─── SUPPLIED INFORMATION

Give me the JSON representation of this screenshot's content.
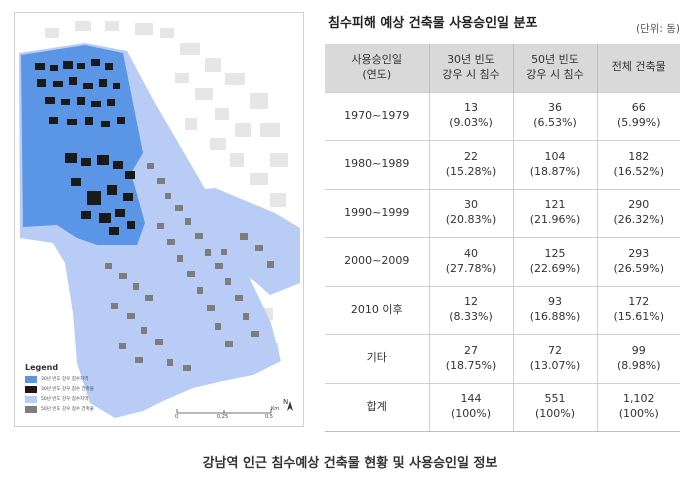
{
  "table": {
    "title": "침수피해 예상 건축물 사용승인일 분포",
    "unit_note": "(단위: 동)",
    "headers": [
      {
        "line1": "사용승인일",
        "line2": "(연도)"
      },
      {
        "line1": "30년 빈도",
        "line2": "강우 시 침수"
      },
      {
        "line1": "50년 빈도",
        "line2": "강우 시 침수"
      },
      {
        "line1": "전체 건축물",
        "line2": ""
      }
    ],
    "rows": [
      {
        "label": "1970~1979",
        "c30": "13",
        "p30": "(9.03%)",
        "c50": "36",
        "p50": "(6.53%)",
        "total": "66",
        "ptotal": "(5.99%)"
      },
      {
        "label": "1980~1989",
        "c30": "22",
        "p30": "(15.28%)",
        "c50": "104",
        "p50": "(18.87%)",
        "total": "182",
        "ptotal": "(16.52%)"
      },
      {
        "label": "1990~1999",
        "c30": "30",
        "p30": "(20.83%)",
        "c50": "121",
        "p50": "(21.96%)",
        "total": "290",
        "ptotal": "(26.32%)"
      },
      {
        "label": "2000~2009",
        "c30": "40",
        "p30": "(27.78%)",
        "c50": "125",
        "p50": "(22.69%)",
        "total": "293",
        "ptotal": "(26.59%)"
      },
      {
        "label": "2010 이후",
        "c30": "12",
        "p30": "(8.33%)",
        "c50": "93",
        "p50": "(16.88%)",
        "total": "172",
        "ptotal": "(15.61%)"
      },
      {
        "label": "기타",
        "c30": "27",
        "p30": "(18.75%)",
        "c50": "72",
        "p50": "(13.07%)",
        "total": "99",
        "ptotal": "(8.98%)"
      },
      {
        "label": "합계",
        "c30": "144",
        "p30": "(100%)",
        "c50": "551",
        "p50": "(100%)",
        "total": "1,102",
        "ptotal": "(100%)"
      }
    ]
  },
  "map": {
    "legend_title": "Legend",
    "legend_items": [
      {
        "label": "30년 빈도 강우 침수지역",
        "color": "#5a95e6"
      },
      {
        "label": "30년 빈도 강우 침수 건축물",
        "color": "#1a1a1a"
      },
      {
        "label": "50년 빈도 강우 침수지역",
        "color": "#b9ccf5"
      },
      {
        "label": "50년 빈도 강우 침수 건축물",
        "color": "#7d7d7d"
      }
    ],
    "scale_ticks": [
      "0",
      "0.25",
      "0.5"
    ],
    "scale_unit": "Km",
    "north_label": "N"
  },
  "caption": "강남역 인근 침수예상 건축물 현황 및 사용승인일 정보"
}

──────

__TASK DIRECTIONS__.
State the number of lines in the records that contain the string "사용승인일", and nothing more.

__WRITTEN RESPONSE__.
3